:: GIVEN ENTRIES
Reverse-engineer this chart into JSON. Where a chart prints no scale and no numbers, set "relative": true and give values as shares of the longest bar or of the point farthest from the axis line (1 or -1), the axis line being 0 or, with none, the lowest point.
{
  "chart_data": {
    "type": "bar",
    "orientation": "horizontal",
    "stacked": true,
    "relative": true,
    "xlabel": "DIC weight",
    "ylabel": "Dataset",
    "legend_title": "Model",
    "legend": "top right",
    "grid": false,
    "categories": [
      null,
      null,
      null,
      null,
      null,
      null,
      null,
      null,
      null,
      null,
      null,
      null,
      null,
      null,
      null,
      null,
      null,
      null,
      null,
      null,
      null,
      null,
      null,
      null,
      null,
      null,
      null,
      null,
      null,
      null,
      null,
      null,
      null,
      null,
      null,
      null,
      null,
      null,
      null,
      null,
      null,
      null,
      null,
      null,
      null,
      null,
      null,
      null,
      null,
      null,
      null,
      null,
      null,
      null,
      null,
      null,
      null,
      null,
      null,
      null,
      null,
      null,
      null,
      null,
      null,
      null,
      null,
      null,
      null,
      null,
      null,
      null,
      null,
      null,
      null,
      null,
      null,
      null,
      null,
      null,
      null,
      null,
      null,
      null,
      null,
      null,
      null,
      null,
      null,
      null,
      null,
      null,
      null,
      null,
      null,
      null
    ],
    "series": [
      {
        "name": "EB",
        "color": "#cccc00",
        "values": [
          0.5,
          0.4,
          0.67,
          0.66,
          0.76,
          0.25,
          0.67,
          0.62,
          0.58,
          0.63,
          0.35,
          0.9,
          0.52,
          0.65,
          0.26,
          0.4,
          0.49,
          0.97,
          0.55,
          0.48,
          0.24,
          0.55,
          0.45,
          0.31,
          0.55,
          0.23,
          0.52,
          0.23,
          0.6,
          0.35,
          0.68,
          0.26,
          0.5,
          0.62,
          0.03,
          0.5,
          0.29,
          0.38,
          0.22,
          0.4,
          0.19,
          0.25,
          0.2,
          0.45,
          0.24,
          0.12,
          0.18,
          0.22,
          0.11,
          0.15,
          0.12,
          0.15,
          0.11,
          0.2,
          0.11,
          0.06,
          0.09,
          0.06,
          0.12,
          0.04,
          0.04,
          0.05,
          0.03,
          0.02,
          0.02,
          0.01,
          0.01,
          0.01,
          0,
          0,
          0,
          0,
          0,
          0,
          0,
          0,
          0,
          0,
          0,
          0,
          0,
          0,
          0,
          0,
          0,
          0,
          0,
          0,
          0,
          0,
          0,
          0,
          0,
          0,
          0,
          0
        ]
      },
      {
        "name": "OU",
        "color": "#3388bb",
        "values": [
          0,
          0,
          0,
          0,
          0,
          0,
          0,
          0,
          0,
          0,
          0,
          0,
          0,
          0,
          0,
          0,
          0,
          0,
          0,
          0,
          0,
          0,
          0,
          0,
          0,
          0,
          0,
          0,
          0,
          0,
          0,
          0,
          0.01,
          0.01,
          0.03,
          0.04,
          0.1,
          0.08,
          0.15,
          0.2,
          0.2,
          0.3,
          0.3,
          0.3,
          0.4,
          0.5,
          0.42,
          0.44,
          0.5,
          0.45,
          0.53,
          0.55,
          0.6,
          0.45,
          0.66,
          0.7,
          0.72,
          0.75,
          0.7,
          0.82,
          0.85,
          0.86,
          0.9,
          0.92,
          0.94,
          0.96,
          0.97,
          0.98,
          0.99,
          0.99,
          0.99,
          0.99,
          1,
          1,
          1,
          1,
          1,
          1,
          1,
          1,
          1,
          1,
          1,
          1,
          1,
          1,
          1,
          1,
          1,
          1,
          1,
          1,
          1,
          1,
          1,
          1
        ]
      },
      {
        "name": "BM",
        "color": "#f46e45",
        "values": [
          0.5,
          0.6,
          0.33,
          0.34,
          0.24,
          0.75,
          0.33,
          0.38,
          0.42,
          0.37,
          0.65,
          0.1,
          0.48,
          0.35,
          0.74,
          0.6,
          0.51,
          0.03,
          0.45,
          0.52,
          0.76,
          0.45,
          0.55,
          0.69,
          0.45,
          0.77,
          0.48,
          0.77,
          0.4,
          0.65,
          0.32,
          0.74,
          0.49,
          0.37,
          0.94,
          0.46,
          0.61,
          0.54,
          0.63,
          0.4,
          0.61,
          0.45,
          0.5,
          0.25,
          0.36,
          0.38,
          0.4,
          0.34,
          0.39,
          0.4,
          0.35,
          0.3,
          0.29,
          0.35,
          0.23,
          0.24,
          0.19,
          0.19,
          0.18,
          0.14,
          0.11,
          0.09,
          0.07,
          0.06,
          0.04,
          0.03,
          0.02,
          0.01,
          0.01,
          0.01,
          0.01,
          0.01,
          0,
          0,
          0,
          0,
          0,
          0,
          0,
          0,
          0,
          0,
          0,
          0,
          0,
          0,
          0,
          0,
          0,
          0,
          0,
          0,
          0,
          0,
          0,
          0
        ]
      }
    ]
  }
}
::::
*GIVEN TASK:* Point out every line holding the string "relative" and copy it.

*RESPONSE TO THE EXERCISE:*
Reverse-engineer this chart into JSON. Where a chart prints no scale and no numbers, set "relative": true and give values as shares of the longest bar or of the point farthest from the axis line (1 or -1), the axis line being 0 or, with none, the lowest point.
    "relative": true,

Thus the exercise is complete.